Gather, from the listing beneath this task, every line holding the string "color".

§ Provided entries:
┄┄┄┄┄┄
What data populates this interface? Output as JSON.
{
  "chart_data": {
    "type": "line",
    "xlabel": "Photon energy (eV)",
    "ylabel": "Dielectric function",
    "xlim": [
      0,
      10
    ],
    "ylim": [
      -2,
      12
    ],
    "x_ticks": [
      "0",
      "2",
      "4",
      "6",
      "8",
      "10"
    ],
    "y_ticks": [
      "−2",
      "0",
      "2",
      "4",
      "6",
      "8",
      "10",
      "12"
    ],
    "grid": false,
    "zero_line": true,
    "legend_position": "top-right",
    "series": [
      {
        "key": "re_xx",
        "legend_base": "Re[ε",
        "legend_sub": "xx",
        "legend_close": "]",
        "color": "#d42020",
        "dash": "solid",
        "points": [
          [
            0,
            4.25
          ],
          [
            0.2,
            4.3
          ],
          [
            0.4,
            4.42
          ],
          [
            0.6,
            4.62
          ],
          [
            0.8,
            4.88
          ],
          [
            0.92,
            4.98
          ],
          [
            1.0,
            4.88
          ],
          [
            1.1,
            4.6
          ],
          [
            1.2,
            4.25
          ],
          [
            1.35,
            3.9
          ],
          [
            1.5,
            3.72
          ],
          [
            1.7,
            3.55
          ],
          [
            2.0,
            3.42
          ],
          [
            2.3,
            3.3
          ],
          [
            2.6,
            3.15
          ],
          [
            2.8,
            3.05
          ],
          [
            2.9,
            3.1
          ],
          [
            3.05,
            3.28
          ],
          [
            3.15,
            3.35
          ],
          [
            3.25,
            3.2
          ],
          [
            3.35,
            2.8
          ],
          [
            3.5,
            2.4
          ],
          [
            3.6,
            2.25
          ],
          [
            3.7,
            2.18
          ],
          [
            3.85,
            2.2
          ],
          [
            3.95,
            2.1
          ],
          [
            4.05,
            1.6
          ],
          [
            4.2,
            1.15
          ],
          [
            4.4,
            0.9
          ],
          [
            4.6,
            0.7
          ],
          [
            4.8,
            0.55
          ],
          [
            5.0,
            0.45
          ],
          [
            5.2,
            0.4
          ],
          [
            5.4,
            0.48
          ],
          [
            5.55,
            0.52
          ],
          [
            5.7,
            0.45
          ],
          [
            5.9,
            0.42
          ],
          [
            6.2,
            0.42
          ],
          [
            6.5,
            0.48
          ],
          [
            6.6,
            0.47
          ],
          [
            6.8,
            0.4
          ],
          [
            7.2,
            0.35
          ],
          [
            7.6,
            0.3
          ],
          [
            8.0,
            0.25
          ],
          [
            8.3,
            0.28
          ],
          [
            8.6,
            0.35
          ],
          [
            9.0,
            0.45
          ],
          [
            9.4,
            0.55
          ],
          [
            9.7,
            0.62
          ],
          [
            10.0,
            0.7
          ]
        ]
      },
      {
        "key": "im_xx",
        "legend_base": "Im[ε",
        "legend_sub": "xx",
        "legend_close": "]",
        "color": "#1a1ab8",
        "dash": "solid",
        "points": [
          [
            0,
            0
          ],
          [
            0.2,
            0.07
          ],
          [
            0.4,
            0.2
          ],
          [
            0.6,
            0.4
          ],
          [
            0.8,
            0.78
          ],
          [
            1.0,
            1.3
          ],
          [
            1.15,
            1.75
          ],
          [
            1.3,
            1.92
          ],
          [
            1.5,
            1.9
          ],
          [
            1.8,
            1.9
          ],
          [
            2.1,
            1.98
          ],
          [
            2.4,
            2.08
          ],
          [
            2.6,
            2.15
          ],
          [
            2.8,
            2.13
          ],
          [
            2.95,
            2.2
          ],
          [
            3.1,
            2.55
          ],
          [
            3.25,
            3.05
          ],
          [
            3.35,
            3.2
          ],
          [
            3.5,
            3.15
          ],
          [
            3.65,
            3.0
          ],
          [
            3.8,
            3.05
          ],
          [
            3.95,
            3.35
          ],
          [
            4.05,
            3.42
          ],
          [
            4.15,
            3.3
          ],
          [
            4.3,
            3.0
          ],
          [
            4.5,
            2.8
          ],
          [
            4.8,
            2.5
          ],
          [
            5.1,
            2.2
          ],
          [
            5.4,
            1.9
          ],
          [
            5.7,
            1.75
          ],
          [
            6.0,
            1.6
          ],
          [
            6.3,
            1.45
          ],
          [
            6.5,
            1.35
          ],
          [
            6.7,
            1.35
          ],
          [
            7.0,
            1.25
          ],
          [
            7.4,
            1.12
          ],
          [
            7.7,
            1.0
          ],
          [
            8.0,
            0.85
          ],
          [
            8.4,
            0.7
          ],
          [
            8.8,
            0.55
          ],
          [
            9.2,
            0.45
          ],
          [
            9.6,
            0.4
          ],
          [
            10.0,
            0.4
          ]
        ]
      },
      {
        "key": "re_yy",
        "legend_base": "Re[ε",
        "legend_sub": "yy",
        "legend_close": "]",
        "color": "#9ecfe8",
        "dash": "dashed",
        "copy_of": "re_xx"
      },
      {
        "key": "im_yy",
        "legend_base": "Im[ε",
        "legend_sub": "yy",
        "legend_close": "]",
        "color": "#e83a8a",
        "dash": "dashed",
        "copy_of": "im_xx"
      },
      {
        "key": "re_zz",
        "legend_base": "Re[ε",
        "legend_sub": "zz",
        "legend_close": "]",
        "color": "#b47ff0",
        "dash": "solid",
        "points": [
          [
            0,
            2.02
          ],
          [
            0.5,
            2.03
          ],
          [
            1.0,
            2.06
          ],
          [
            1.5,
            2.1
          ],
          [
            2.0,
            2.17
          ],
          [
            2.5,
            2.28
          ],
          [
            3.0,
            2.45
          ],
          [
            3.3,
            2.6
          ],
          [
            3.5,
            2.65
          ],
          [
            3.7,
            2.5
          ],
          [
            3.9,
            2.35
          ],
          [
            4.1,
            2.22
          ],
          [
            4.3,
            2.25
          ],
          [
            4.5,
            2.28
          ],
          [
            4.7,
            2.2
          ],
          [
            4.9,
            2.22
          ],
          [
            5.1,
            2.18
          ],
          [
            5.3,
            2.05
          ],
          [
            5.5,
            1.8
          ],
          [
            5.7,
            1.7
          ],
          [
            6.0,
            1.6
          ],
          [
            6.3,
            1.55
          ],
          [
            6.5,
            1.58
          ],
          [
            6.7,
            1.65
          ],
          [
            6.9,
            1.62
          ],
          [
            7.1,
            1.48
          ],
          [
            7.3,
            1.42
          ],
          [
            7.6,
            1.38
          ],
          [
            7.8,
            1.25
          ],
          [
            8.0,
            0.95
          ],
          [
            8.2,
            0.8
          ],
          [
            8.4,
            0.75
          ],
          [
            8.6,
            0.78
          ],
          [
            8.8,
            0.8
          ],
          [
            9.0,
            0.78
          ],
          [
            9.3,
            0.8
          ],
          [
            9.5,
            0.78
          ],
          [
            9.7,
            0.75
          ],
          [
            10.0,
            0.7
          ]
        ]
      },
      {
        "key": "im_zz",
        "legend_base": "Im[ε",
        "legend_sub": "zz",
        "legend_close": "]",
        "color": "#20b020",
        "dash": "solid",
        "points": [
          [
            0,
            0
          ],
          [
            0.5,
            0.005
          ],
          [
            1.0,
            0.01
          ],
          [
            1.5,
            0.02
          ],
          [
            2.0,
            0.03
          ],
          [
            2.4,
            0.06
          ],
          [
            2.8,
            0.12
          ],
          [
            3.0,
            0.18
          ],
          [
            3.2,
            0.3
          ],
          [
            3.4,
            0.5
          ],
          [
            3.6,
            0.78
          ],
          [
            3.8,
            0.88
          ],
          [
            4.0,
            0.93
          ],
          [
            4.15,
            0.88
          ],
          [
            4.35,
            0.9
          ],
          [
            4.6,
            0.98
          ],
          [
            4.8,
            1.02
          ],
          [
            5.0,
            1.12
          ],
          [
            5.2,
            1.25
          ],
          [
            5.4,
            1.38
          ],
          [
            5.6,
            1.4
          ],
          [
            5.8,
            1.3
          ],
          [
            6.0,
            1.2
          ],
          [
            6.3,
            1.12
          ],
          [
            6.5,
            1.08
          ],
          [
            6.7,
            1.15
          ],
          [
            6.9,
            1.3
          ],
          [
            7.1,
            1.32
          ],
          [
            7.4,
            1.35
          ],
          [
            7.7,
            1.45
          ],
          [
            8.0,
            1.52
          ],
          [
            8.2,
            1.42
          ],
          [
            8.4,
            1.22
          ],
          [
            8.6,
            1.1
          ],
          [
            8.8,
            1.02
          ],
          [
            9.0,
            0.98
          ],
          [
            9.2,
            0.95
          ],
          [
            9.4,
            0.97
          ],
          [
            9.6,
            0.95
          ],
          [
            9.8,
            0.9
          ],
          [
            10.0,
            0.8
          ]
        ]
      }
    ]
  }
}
┄┄┄┄┄┄
§ Result of the task:
        "color": "#d42020",
        "color": "#1a1ab8",
        "color": "#9ecfe8",
        "color": "#e83a8a",
        "color": "#b47ff0",
        "color": "#20b020",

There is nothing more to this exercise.